— Given instruction —
Pull each line holding "name" out of the entries below.
+===+
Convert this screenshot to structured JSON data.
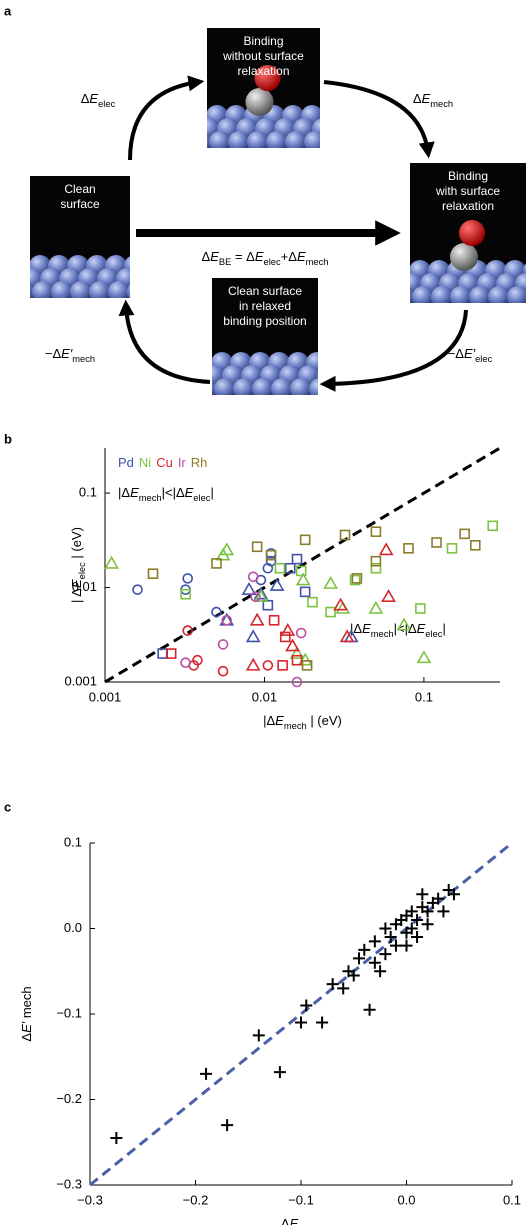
{
  "diagram": {
    "label": "a",
    "boxes": [
      {
        "lines": [
          "Binding",
          "without surface",
          "relaxation"
        ]
      },
      {
        "lines": [
          "Clean",
          "surface"
        ]
      },
      {
        "lines": [
          "Binding",
          "with surface",
          "relaxation"
        ]
      },
      {
        "lines": [
          "Clean surface",
          "in relaxed",
          "binding position"
        ]
      }
    ],
    "arrow_labels": [
      [
        {
          "text": "Δ"
        },
        {
          "text": "E",
          "style": "italic"
        },
        {
          "text": "elec",
          "style": "sub"
        }
      ],
      [
        {
          "text": "Δ"
        },
        {
          "text": "E",
          "style": "italic"
        },
        {
          "text": "mech",
          "style": "sub"
        }
      ],
      [
        {
          "text": "−Δ"
        },
        {
          "text": "E′",
          "style": "italic"
        },
        {
          "text": "mech",
          "style": "sub"
        }
      ],
      [
        {
          "text": "−Δ"
        },
        {
          "text": "E′",
          "style": "italic"
        },
        {
          "text": "elec",
          "style": "sub"
        }
      ]
    ],
    "equation": [
      {
        "text": "Δ"
      },
      {
        "text": "E",
        "style": "italic"
      },
      {
        "text": "BE",
        "style": "sub"
      },
      {
        "text": " = Δ"
      },
      {
        "text": "E",
        "style": "italic"
      },
      {
        "text": "elec",
        "style": "sub"
      },
      {
        "text": "+Δ"
      },
      {
        "text": "E",
        "style": "italic"
      },
      {
        "text": "mech",
        "style": "sub"
      }
    ]
  },
  "chart_data": [
    {
      "type": "scatter",
      "label": "b",
      "xscale": "log",
      "yscale": "log",
      "xlim": [
        0.001,
        0.3
      ],
      "ylim": [
        0.001,
        0.3
      ],
      "xticks": [
        0.001,
        0.01,
        0.1
      ],
      "yticks": [
        0.001,
        0.01,
        0.1
      ],
      "diagonal_line": true,
      "diagonal_color": "#000",
      "xlabel": [
        {
          "text": "|Δ"
        },
        {
          "text": "E",
          "style": "italic"
        },
        {
          "text": "mech",
          "style": "sub"
        },
        {
          "text": " | (eV)"
        }
      ],
      "ylabel": [
        {
          "text": "| Δ"
        },
        {
          "text": "E",
          "style": "italic"
        },
        {
          "text": "elec",
          "style": "sub"
        },
        {
          "text": " | (eV)"
        }
      ],
      "annotations": [
        [
          {
            "text": "|Δ"
          },
          {
            "text": "E",
            "style": "italic"
          },
          {
            "text": "mech",
            "style": "sub"
          },
          {
            "text": "|<|Δ"
          },
          {
            "text": "E",
            "style": "italic"
          },
          {
            "text": "elec",
            "style": "sub"
          },
          {
            "text": "|"
          }
        ],
        [
          {
            "text": "|Δ"
          },
          {
            "text": "E",
            "style": "italic"
          },
          {
            "text": "mech",
            "style": "sub"
          },
          {
            "text": "|<|Δ"
          },
          {
            "text": "E",
            "style": "italic"
          },
          {
            "text": "elec",
            "style": "sub"
          },
          {
            "text": "|"
          }
        ]
      ],
      "series": [
        {
          "name": "Pd",
          "color": "#3f51a8",
          "x": [
            0.0016,
            0.0033,
            0.0032,
            0.005,
            0.0095,
            0.0105,
            0.011,
            0.011,
            0.0023,
            0.0105,
            0.016,
            0.018,
            0.0145,
            0.008,
            0.0095,
            0.0058,
            0.0085,
            0.012,
            0.035
          ],
          "values": [
            0.0095,
            0.0125,
            0.0095,
            0.0055,
            0.012,
            0.016,
            0.019,
            0.023,
            0.002,
            0.0065,
            0.02,
            0.009,
            0.016,
            0.0095,
            0.0085,
            0.0045,
            0.003,
            0.0105,
            0.003
          ],
          "markers": [
            "circle",
            "circle",
            "circle",
            "circle",
            "circle",
            "circle",
            "circle",
            "circle",
            "square",
            "square",
            "square",
            "square",
            "square",
            "triangle",
            "triangle",
            "triangle",
            "triangle",
            "triangle",
            "triangle"
          ]
        },
        {
          "name": "Ni",
          "color": "#7cc242",
          "x": [
            0.0011,
            0.0058,
            0.0055,
            0.0095,
            0.0175,
            0.026,
            0.05,
            0.075,
            0.1,
            0.018,
            0.031,
            0.016,
            0.0032,
            0.0125,
            0.017,
            0.02,
            0.05,
            0.095,
            0.15,
            0.27,
            0.037,
            0.026
          ],
          "values": [
            0.018,
            0.025,
            0.022,
            0.008,
            0.012,
            0.011,
            0.006,
            0.004,
            0.0018,
            0.0017,
            0.006,
            0.002,
            0.0085,
            0.016,
            0.015,
            0.007,
            0.016,
            0.006,
            0.026,
            0.045,
            0.012,
            0.0055
          ],
          "markers": [
            "triangle",
            "triangle",
            "triangle",
            "triangle",
            "triangle",
            "triangle",
            "triangle",
            "triangle",
            "triangle",
            "triangle",
            "triangle",
            "triangle",
            "square",
            "square",
            "square",
            "square",
            "square",
            "square",
            "square",
            "square",
            "square",
            "square"
          ]
        },
        {
          "name": "Cu",
          "color": "#d7262b",
          "x": [
            0.0033,
            0.0036,
            0.0055,
            0.0105,
            0.0038,
            0.0026,
            0.0115,
            0.013,
            0.016,
            0.0135,
            0.009,
            0.0085,
            0.014,
            0.015,
            0.03,
            0.058,
            0.06,
            0.033
          ],
          "values": [
            0.0035,
            0.0015,
            0.0013,
            0.0015,
            0.0017,
            0.002,
            0.0045,
            0.0015,
            0.0017,
            0.003,
            0.0045,
            0.0015,
            0.0035,
            0.0024,
            0.0065,
            0.025,
            0.008,
            0.003
          ],
          "markers": [
            "circle",
            "circle",
            "circle",
            "circle",
            "circle",
            "square",
            "square",
            "square",
            "square",
            "square",
            "triangle",
            "triangle",
            "triangle",
            "triangle",
            "triangle",
            "triangle",
            "triangle",
            "triangle"
          ]
        },
        {
          "name": "Ir",
          "color": "#b84fa6",
          "x": [
            0.0055,
            0.0085,
            0.0088,
            0.017,
            0.016,
            0.0032,
            0.0058
          ],
          "values": [
            0.0025,
            0.013,
            0.008,
            0.0033,
            0.001,
            0.0016,
            0.0045
          ],
          "markers": [
            "circle",
            "circle",
            "circle",
            "circle",
            "circle",
            "circle",
            "circle"
          ]
        },
        {
          "name": "Rh",
          "color": "#8b7b2c",
          "x": [
            0.002,
            0.009,
            0.018,
            0.032,
            0.05,
            0.08,
            0.12,
            0.18,
            0.21,
            0.05,
            0.0185,
            0.011,
            0.038,
            0.005
          ],
          "values": [
            0.014,
            0.027,
            0.032,
            0.036,
            0.039,
            0.026,
            0.03,
            0.037,
            0.028,
            0.019,
            0.0015,
            0.022,
            0.0125,
            0.018
          ],
          "markers": [
            "square",
            "square",
            "square",
            "square",
            "square",
            "square",
            "square",
            "square",
            "square",
            "square",
            "square",
            "square",
            "square",
            "square"
          ]
        }
      ]
    },
    {
      "type": "scatter",
      "label": "c",
      "xlim": [
        -0.3,
        0.1
      ],
      "ylim": [
        -0.3,
        0.1
      ],
      "xticks": [
        {
          "value": -0.3,
          "label": "−0.3"
        },
        {
          "value": -0.2,
          "label": "−0.2"
        },
        {
          "value": -0.1,
          "label": "−0.1"
        },
        {
          "value": 0,
          "label": "0.0"
        },
        0.1
      ],
      "yticks": [
        {
          "value": -0.3,
          "label": "−0.3"
        },
        {
          "value": -0.2,
          "label": "−0.2"
        },
        {
          "value": -0.1,
          "label": "−0.1"
        },
        {
          "value": 0,
          "label": "0.0"
        },
        0.1
      ],
      "diagonal_line": true,
      "diagonal_color": "#4a5fa8",
      "xlabel": [
        {
          "text": "Δ"
        },
        {
          "text": "E",
          "style": "italic"
        },
        {
          "text": "mech",
          "style": "sub"
        }
      ],
      "ylabel": [
        {
          "text": "Δ"
        },
        {
          "text": "E′",
          "style": "italic"
        },
        {
          "text": " mech"
        }
      ],
      "series": [
        {
          "color": "#000",
          "marker": "plus",
          "x": [
            -0.275,
            -0.19,
            -0.17,
            -0.14,
            -0.12,
            -0.1,
            -0.095,
            -0.08,
            -0.07,
            -0.06,
            -0.055,
            -0.05,
            -0.035,
            -0.04,
            -0.03,
            -0.03,
            -0.02,
            -0.02,
            -0.015,
            -0.01,
            -0.01,
            -0.005,
            0,
            0,
            0.005,
            0.005,
            0.01,
            0.01,
            0.015,
            0.02,
            0.02,
            0.025,
            0.03,
            0.035,
            0.04,
            0.045,
            0.015,
            -0.025,
            -0.045,
            0
          ],
          "values": [
            -0.245,
            -0.17,
            -0.23,
            -0.125,
            -0.168,
            -0.11,
            -0.09,
            -0.11,
            -0.065,
            -0.07,
            -0.05,
            -0.055,
            -0.095,
            -0.025,
            -0.04,
            -0.015,
            -0.03,
            0,
            -0.01,
            0.005,
            -0.02,
            0.01,
            -0.005,
            0.015,
            0,
            0.02,
            0.01,
            -0.01,
            0.025,
            0.02,
            0.005,
            0.03,
            0.035,
            0.02,
            0.045,
            0.04,
            0.04,
            -0.05,
            -0.035,
            -0.02
          ]
        }
      ]
    }
  ]
}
+===+
— Response —
          "name": "Pd",
          "name": "Ni",
          "name": "Cu",
          "name": "Ir",
          "name": "Rh",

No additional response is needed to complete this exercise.